__The request__: From the entries below, extract every line that includes the word "text".

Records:
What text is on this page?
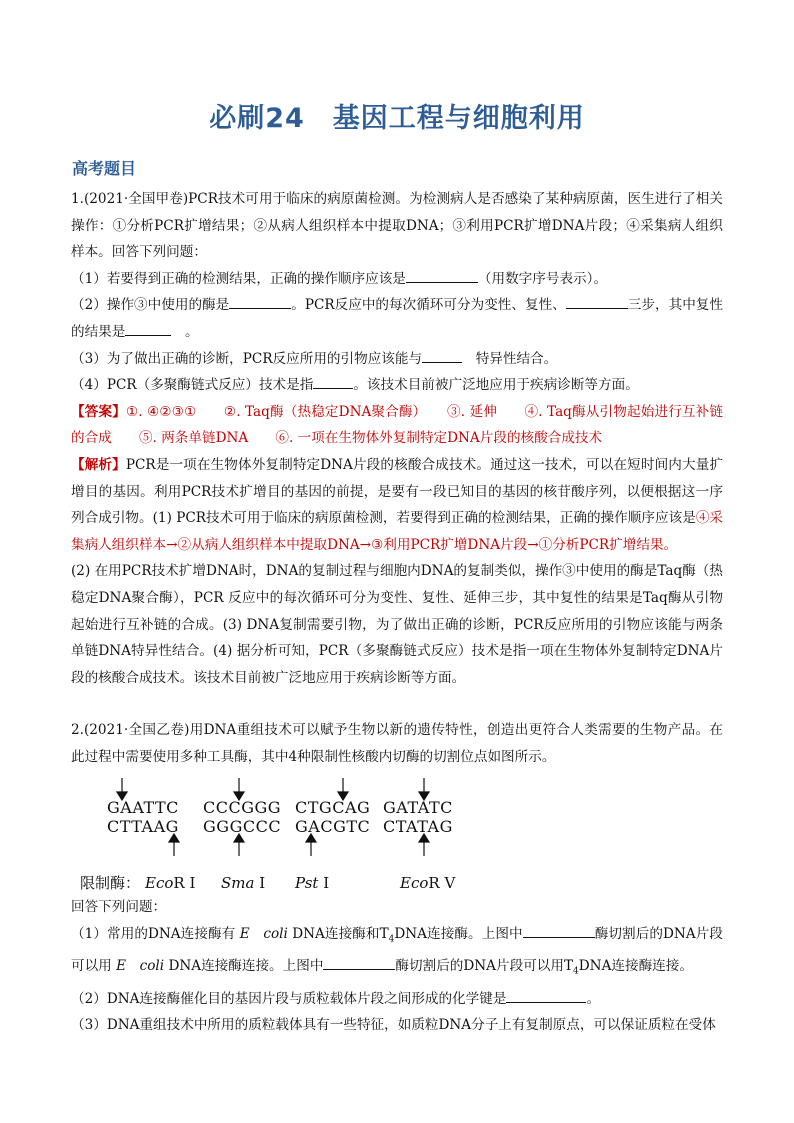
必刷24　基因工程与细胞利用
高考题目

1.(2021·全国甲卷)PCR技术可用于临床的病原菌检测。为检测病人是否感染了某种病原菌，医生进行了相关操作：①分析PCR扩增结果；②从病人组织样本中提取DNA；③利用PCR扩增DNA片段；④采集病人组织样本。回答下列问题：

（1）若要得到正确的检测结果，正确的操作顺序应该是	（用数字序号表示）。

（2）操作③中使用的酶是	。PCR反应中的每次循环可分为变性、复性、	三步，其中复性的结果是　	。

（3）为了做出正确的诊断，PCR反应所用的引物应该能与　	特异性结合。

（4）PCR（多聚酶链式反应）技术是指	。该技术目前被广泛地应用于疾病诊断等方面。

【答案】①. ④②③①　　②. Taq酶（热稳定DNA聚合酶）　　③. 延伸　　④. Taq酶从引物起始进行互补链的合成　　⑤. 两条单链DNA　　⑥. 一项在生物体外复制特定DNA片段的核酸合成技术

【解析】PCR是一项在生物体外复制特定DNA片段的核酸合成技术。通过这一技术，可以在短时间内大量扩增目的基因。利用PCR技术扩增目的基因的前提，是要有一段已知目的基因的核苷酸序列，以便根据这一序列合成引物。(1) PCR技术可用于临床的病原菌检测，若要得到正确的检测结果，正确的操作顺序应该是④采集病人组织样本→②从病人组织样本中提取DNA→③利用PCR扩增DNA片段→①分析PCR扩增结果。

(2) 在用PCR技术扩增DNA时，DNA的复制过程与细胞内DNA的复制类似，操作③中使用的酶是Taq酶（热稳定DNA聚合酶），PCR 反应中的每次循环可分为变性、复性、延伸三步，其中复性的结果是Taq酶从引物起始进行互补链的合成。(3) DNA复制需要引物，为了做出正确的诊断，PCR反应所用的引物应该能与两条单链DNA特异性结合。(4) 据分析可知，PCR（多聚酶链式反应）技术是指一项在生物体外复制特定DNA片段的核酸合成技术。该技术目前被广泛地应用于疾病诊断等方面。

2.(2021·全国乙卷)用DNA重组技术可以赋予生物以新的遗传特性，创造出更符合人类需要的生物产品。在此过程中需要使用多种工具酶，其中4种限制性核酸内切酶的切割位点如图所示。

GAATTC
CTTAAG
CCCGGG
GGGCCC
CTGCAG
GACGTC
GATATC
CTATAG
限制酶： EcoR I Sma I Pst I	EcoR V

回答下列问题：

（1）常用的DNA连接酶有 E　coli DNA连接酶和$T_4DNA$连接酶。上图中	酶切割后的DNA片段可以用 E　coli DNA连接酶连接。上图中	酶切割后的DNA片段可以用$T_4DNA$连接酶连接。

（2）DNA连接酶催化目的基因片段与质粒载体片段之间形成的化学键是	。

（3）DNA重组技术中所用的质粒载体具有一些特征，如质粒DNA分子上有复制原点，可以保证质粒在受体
* * *
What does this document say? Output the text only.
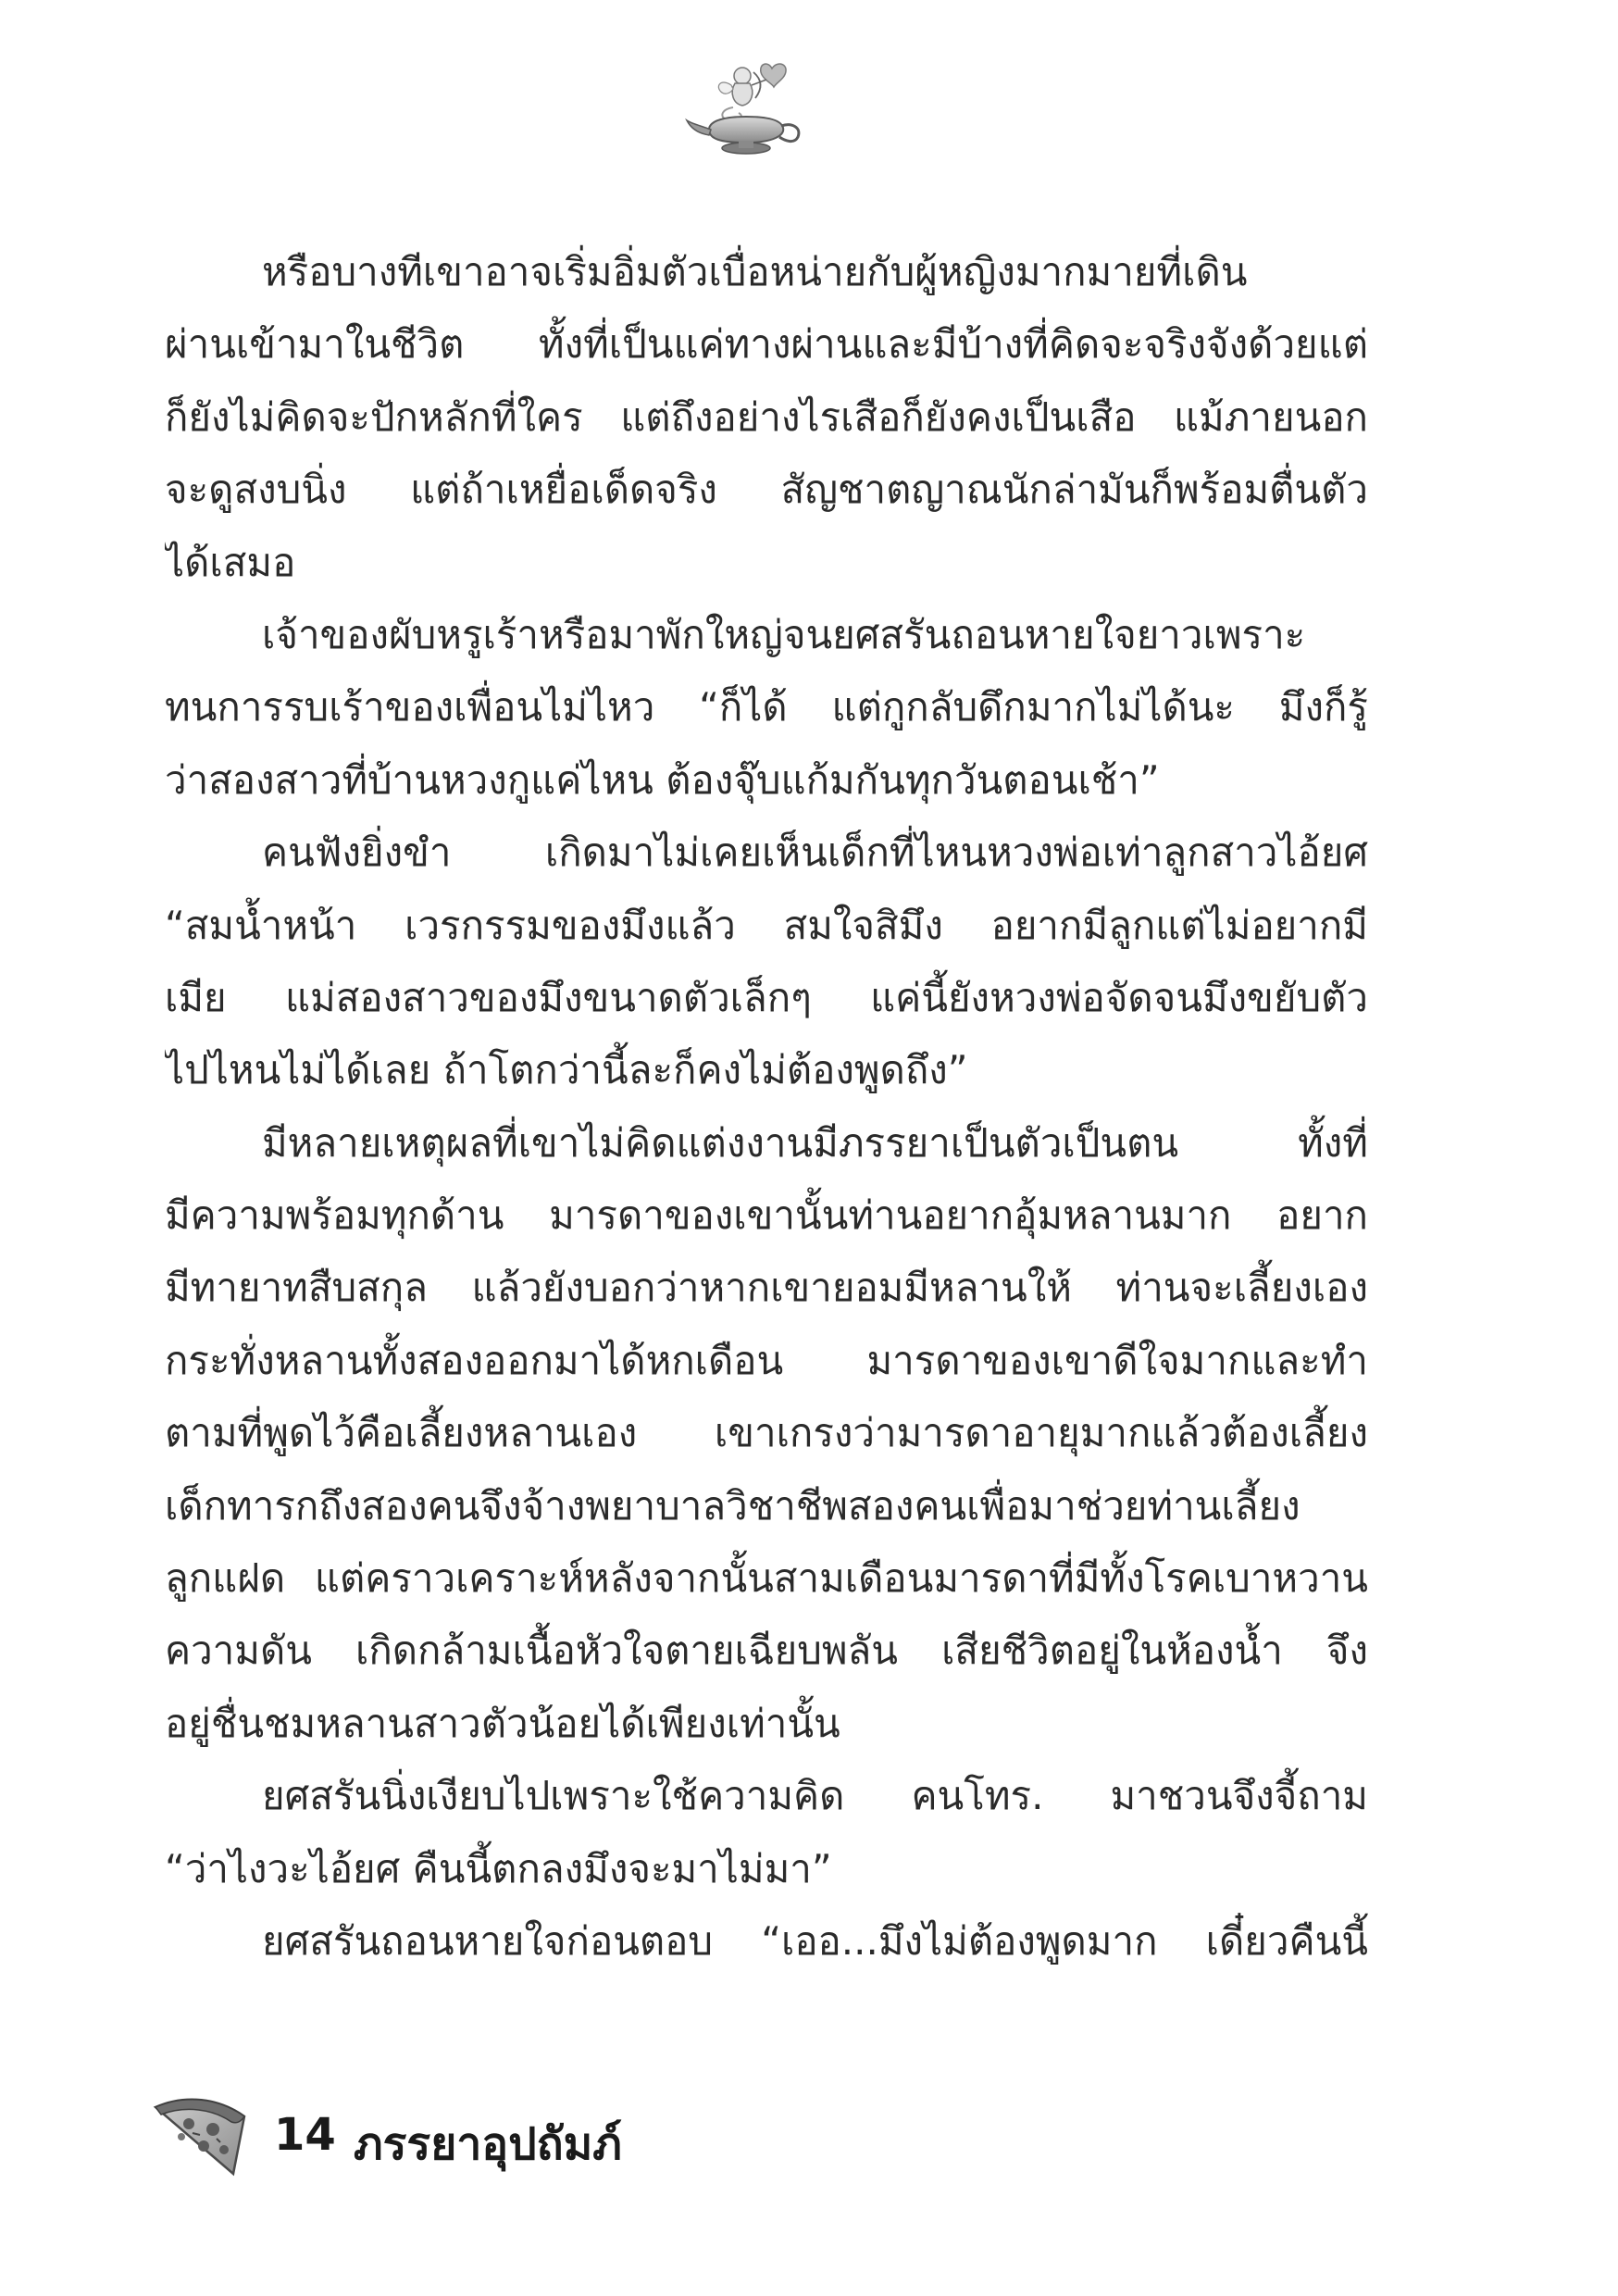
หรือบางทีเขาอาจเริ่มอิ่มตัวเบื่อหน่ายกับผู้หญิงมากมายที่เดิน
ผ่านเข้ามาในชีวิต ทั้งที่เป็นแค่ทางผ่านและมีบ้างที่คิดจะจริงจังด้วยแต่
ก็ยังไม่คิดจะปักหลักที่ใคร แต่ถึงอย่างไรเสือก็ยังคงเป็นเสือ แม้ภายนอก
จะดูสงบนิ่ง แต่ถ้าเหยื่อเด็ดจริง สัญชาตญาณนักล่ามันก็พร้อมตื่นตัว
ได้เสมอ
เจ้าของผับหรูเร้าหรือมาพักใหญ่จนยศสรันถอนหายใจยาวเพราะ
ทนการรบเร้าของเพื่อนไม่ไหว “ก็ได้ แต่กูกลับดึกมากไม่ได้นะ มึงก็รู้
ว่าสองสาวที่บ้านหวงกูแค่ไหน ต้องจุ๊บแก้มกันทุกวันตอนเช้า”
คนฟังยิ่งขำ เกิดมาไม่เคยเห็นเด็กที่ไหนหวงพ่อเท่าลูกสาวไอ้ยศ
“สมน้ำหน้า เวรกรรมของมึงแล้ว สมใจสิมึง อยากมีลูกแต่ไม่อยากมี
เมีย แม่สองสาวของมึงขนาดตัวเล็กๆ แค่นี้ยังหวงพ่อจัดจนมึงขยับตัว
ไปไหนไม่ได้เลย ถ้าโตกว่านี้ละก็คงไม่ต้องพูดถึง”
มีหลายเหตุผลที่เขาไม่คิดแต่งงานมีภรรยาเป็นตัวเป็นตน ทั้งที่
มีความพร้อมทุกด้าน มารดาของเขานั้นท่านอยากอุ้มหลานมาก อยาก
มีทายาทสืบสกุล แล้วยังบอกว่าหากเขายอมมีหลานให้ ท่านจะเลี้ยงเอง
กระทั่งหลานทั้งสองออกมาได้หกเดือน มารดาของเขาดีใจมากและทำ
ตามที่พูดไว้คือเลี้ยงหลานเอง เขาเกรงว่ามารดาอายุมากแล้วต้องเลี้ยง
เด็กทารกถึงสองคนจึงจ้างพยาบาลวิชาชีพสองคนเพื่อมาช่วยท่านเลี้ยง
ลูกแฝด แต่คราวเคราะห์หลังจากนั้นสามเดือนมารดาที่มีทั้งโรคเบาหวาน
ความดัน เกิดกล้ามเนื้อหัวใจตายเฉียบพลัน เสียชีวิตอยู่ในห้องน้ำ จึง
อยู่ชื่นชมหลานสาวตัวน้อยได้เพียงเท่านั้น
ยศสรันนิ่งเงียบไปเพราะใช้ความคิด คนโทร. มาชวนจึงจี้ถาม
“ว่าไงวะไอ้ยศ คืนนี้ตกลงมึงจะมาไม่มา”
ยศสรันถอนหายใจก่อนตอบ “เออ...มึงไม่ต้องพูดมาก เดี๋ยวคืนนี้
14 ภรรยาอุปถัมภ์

__Solution to this exercise__:
What text is on this page?
What does this document say? Output the text only.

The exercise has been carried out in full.